## START Record set

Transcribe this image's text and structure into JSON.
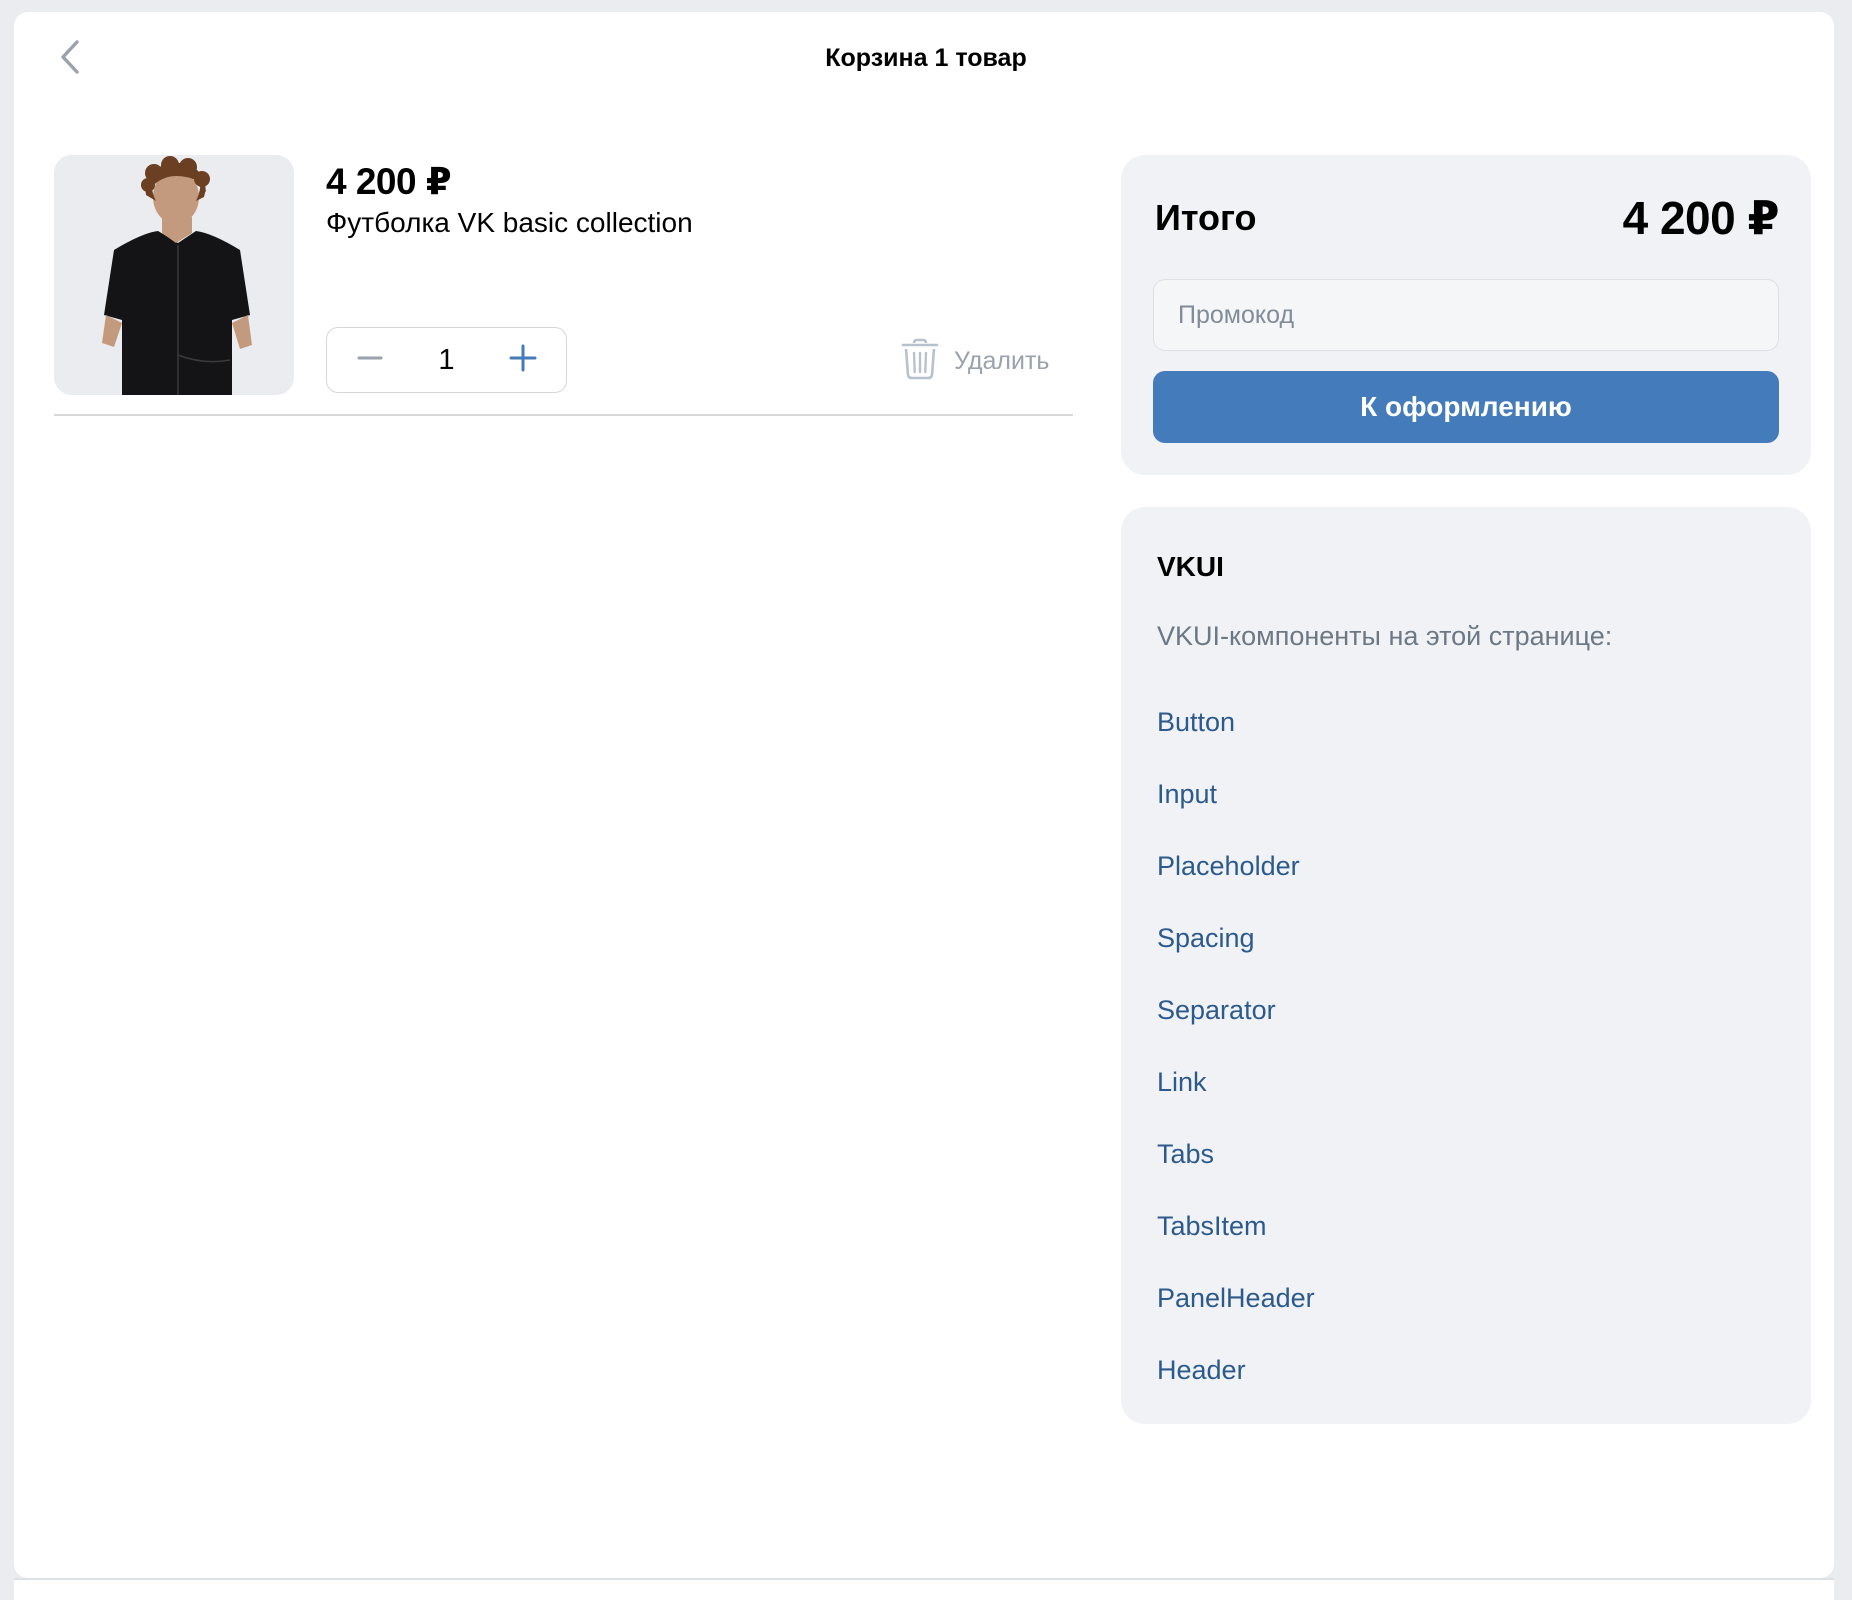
{
  "header": {
    "title": "Корзина 1 товар"
  },
  "product": {
    "price": "4 200 ₽",
    "name": "Футболка VK basic collection",
    "quantity": "1",
    "delete_label": "Удалить"
  },
  "summary": {
    "total_label": "Итого",
    "total_value": "4 200 ₽",
    "promo_placeholder": "Промокод",
    "checkout_label": "К оформлению"
  },
  "vkui": {
    "title": "VKUI",
    "subtitle": "VKUI-компоненты на этой странице:",
    "links": [
      "Button",
      "Input",
      "Placeholder",
      "Spacing",
      "Separator",
      "Link",
      "Tabs",
      "TabsItem",
      "PanelHeader",
      "Header"
    ]
  },
  "icons": {
    "back": "chevron-left-icon",
    "minus": "minus-icon",
    "plus": "plus-icon",
    "delete": "trash-icon"
  },
  "colors": {
    "accent": "#447bba",
    "link": "#2c5a8c",
    "card_background": "#f0f2f5",
    "secondary_text": "#99a2ad"
  }
}
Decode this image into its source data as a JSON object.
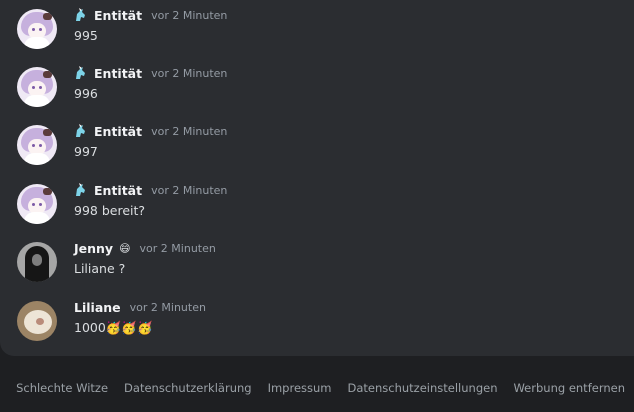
{
  "messages": [
    {
      "author": "Entität",
      "time": "vor 2 Minuten",
      "text": "995"
    },
    {
      "author": "Entität",
      "time": "vor 2 Minuten",
      "text": "996"
    },
    {
      "author": "Entität",
      "time": "vor 2 Minuten",
      "text": "997"
    },
    {
      "author": "Entität",
      "time": "vor 2 Minuten",
      "text": "998 bereit?"
    },
    {
      "author": "Jenny",
      "author_emoji": "😄",
      "time": "vor 2 Minuten",
      "text": "Liliane ?"
    },
    {
      "author": "Liliane",
      "time": "vor 2 Minuten",
      "text": "1000🥳🥳🥳"
    }
  ],
  "footer": {
    "links": [
      "Schlechte Witze",
      "Datenschutzerklärung",
      "Impressum",
      "Datenschutzeinstellungen",
      "Werbung entfernen"
    ]
  },
  "colors": {
    "chat_bg": "#2b2d31",
    "page_bg": "#1e1f22",
    "timestamp": "#949ba4",
    "role_icon": "#7dd3e8"
  },
  "icons": {
    "role_badge": "unicorn-icon"
  }
}
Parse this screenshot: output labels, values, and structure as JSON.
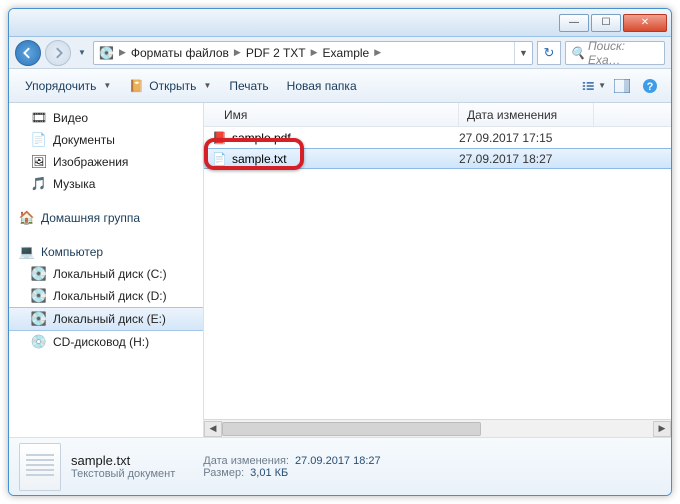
{
  "titlebar": {
    "min": "—",
    "max": "☐",
    "close": "✕"
  },
  "nav": {
    "breadcrumb": [
      {
        "icon": "💽",
        "label": ""
      },
      {
        "label": "Форматы файлов"
      },
      {
        "label": "PDF 2 TXT"
      },
      {
        "label": "Example"
      }
    ],
    "search_placeholder": "Поиск: Exa…"
  },
  "toolbar": {
    "organize": "Упорядочить",
    "open": "Открыть",
    "print": "Печать",
    "new_folder": "Новая папка"
  },
  "sidebar": {
    "items": [
      {
        "icon": "ic-video",
        "label": "Видео"
      },
      {
        "icon": "ic-doc",
        "label": "Документы"
      },
      {
        "icon": "ic-pic",
        "label": "Изображения"
      },
      {
        "icon": "ic-music",
        "label": "Музыка"
      }
    ],
    "homegroup": "Домашняя группа",
    "computer": "Компьютер",
    "drives": [
      {
        "icon": "ic-disk",
        "label": "Локальный диск (C:)"
      },
      {
        "icon": "ic-disk",
        "label": "Локальный диск (D:)"
      },
      {
        "icon": "ic-disk",
        "label": "Локальный диск (E:)",
        "selected": true
      },
      {
        "icon": "ic-cd",
        "label": "CD-дисковод (H:)"
      }
    ]
  },
  "columns": {
    "name": "Имя",
    "modified": "Дата изменения"
  },
  "files": [
    {
      "icon": "ic-pdf",
      "name": "sample.pdf",
      "date": "27.09.2017 17:15",
      "selected": false
    },
    {
      "icon": "ic-txt",
      "name": "sample.txt",
      "date": "27.09.2017 18:27",
      "selected": true,
      "highlighted": true
    }
  ],
  "details": {
    "name": "sample.txt",
    "type": "Текстовый документ",
    "modified_label": "Дата изменения:",
    "modified": "27.09.2017 18:27",
    "size_label": "Размер:",
    "size": "3,01 КБ"
  }
}
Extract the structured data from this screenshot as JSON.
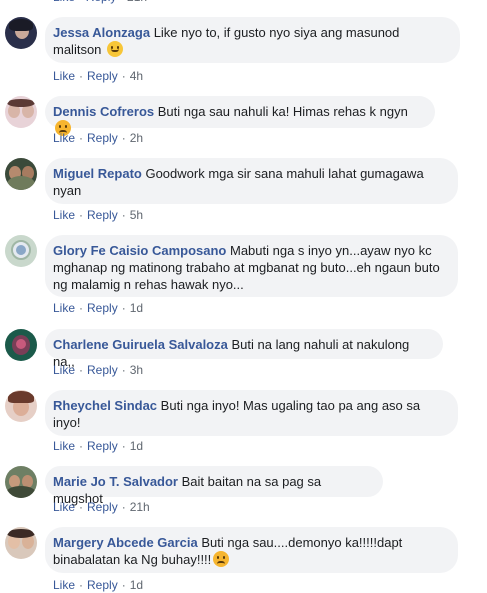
{
  "action_labels": {
    "like": "Like",
    "reply": "Reply"
  },
  "top_cutoff": {
    "time": "21h"
  },
  "comments": [
    {
      "author": "Jessa Alonzaga",
      "text": "Like nyo to, if gusto nyo siya ang masunod malitson",
      "emoji": "smiling-face",
      "time": "4h"
    },
    {
      "author": "Dennis Cofreros",
      "text": "Buti nga sau nahuli ka! Himas rehas k ngyn",
      "emoji": "angry-face",
      "time": "2h"
    },
    {
      "author": "Miguel Repato",
      "text": "Goodwork mga sir sana mahuli lahat gumagawa nyan",
      "emoji": "",
      "time": "5h"
    },
    {
      "author": "Glory Fe Caisio Camposano",
      "text": "Mabuti nga s inyo yn...ayaw nyo kc mghanap ng matinong trabaho at mgbanat ng buto...eh ngaun buto ng malamig n rehas hawak nyo...",
      "emoji": "",
      "time": "1d"
    },
    {
      "author": "Charlene Guiruela Salvaloza",
      "text": "Buti na lang nahuli at nakulong na,,",
      "emoji": "",
      "time": "3h"
    },
    {
      "author": "Rheychel Sindac",
      "text": "Buti nga inyo! Mas ugaling tao pa ang aso sa inyo!",
      "emoji": "",
      "time": "1d"
    },
    {
      "author": "Marie Jo T. Salvador",
      "text": "Bait baitan na sa pag sa mugshot",
      "emoji": "",
      "time": "21h"
    },
    {
      "author": "Margery Abcede Garcia",
      "text": "Buti nga sau....demonyo ka!!!!!dapt binabalatan ka Ng buhay!!!!",
      "emoji": "angry-face",
      "time": "1d"
    }
  ]
}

## END Record set

◆ Required work: Omitting all images, retype each line of the records precisely.

◆ Answer to this task:
Transcribe this image's text and structure into JSON.
{
  "header": {
    "title": "Корзина 1 товар"
  },
  "product": {
    "price": "4 200 ₽",
    "name": "Футболка VK basic collection",
    "quantity": "1",
    "delete_label": "Удалить"
  },
  "summary": {
    "total_label": "Итого",
    "total_value": "4 200 ₽",
    "promo_placeholder": "Промокод",
    "checkout_label": "К оформлению"
  },
  "vkui": {
    "title": "VKUI",
    "subtitle": "VKUI-компоненты на этой странице:",
    "links": [
      "Button",
      "Input",
      "Placeholder",
      "Spacing",
      "Separator",
      "Link",
      "Tabs",
      "TabsItem",
      "PanelHeader",
      "Header"
    ]
  },
  "icons": {
    "back": "chevron-left-icon",
    "minus": "minus-icon",
    "plus": "plus-icon",
    "delete": "trash-icon"
  },
  "colors": {
    "accent": "#447bba",
    "link": "#2c5a8c",
    "card_background": "#f0f2f5",
    "secondary_text": "#99a2ad"
  }
}
Decode this image into its source data as a JSON object.
{
  "messages": [
    {
      "author": "Entität",
      "time": "vor 2 Minuten",
      "text": "995"
    },
    {
      "author": "Entität",
      "time": "vor 2 Minuten",
      "text": "996"
    },
    {
      "author": "Entität",
      "time": "vor 2 Minuten",
      "text": "997"
    },
    {
      "author": "Entität",
      "time": "vor 2 Minuten",
      "text": "998 bereit?"
    },
    {
      "author": "Jenny",
      "author_emoji": "😄",
      "time": "vor 2 Minuten",
      "text": "Liliane ?"
    },
    {
      "author": "Liliane",
      "time": "vor 2 Minuten",
      "text": "1000🥳🥳🥳"
    }
  ],
  "footer": {
    "links": [
      "Schlechte Witze",
      "Datenschutzerklärung",
      "Impressum",
      "Datenschutzeinstellungen",
      "Werbung entfernen"
    ]
  },
  "colors": {
    "chat_bg": "#2b2d31",
    "page_bg": "#1e1f22",
    "timestamp": "#949ba4",
    "role_icon": "#7dd3e8"
  },
  "icons": {
    "role_badge": "unicorn-icon"
  }
}
Parse this screenshot: output labels, values, and structure as JSON.
{
  "titlebar": {
    "min": "—",
    "max": "☐",
    "close": "✕"
  },
  "nav": {
    "breadcrumb": [
      {
        "icon": "💽",
        "label": ""
      },
      {
        "label": "Форматы файлов"
      },
      {
        "label": "PDF 2 TXT"
      },
      {
        "label": "Example"
      }
    ],
    "search_placeholder": "Поиск: Exa…"
  },
  "toolbar": {
    "organize": "Упорядочить",
    "open": "Открыть",
    "print": "Печать",
    "new_folder": "Новая папка"
  },
  "sidebar": {
    "items": [
      {
        "icon": "ic-video",
        "label": "Видео"
      },
      {
        "icon": "ic-doc",
        "label": "Документы"
      },
      {
        "icon": "ic-pic",
        "label": "Изображения"
      },
      {
        "icon": "ic-music",
        "label": "Музыка"
      }
    ],
    "homegroup": "Домашняя группа",
    "computer": "Компьютер",
    "drives": [
      {
        "icon": "ic-disk",
        "label": "Локальный диск (C:)"
      },
      {
        "icon": "ic-disk",
        "label": "Локальный диск (D:)"
      },
      {
        "icon": "ic-disk",
        "label": "Локальный диск (E:)",
        "selected": true
      },
      {
        "icon": "ic-cd",
        "label": "CD-дисковод (H:)"
      }
    ]
  },
  "columns": {
    "name": "Имя",
    "modified": "Дата изменения"
  },
  "files": [
    {
      "icon": "ic-pdf",
      "name": "sample.pdf",
      "date": "27.09.2017 17:15",
      "selected": false
    },
    {
      "icon": "ic-txt",
      "name": "sample.txt",
      "date": "27.09.2017 18:27",
      "selected": true,
      "highlighted": true
    }
  ],
  "details": {
    "name": "sample.txt",
    "type": "Текстовый документ",
    "modified_label": "Дата изменения:",
    "modified": "27.09.2017 18:27",
    "size_label": "Размер:",
    "size": "3,01 КБ"
  }
}
Extract the structured data from this screenshot as JSON.
{
  "action_labels": {
    "like": "Like",
    "reply": "Reply"
  },
  "top_cutoff": {
    "time": "21h"
  },
  "comments": [
    {
      "author": "Jessa Alonzaga",
      "text": "Like nyo to, if gusto nyo siya ang masunod malitson",
      "emoji": "smiling-face",
      "time": "4h"
    },
    {
      "author": "Dennis Cofreros",
      "text": "Buti nga sau nahuli ka! Himas rehas k ngyn",
      "emoji": "angry-face",
      "time": "2h"
    },
    {
      "author": "Miguel Repato",
      "text": "Goodwork mga sir sana mahuli lahat gumagawa nyan",
      "emoji": "",
      "time": "5h"
    },
    {
      "author": "Glory Fe Caisio Camposano",
      "text": "Mabuti nga s inyo yn...ayaw nyo kc mghanap ng matinong trabaho at mgbanat ng buto...eh ngaun buto ng malamig n rehas hawak nyo...",
      "emoji": "",
      "time": "1d"
    },
    {
      "author": "Charlene Guiruela Salvaloza",
      "text": "Buti na lang nahuli at nakulong na,,",
      "emoji": "",
      "time": "3h"
    },
    {
      "author": "Rheychel Sindac",
      "text": "Buti nga inyo! Mas ugaling tao pa ang aso sa inyo!",
      "emoji": "",
      "time": "1d"
    },
    {
      "author": "Marie Jo T. Salvador",
      "text": "Bait baitan na sa pag sa mugshot",
      "emoji": "",
      "time": "21h"
    },
    {
      "author": "Margery Abcede Garcia",
      "text": "Buti nga sau....demonyo ka!!!!!dapt binabalatan ka Ng buhay!!!!",
      "emoji": "angry-face",
      "time": "1d"
    }
  ]
}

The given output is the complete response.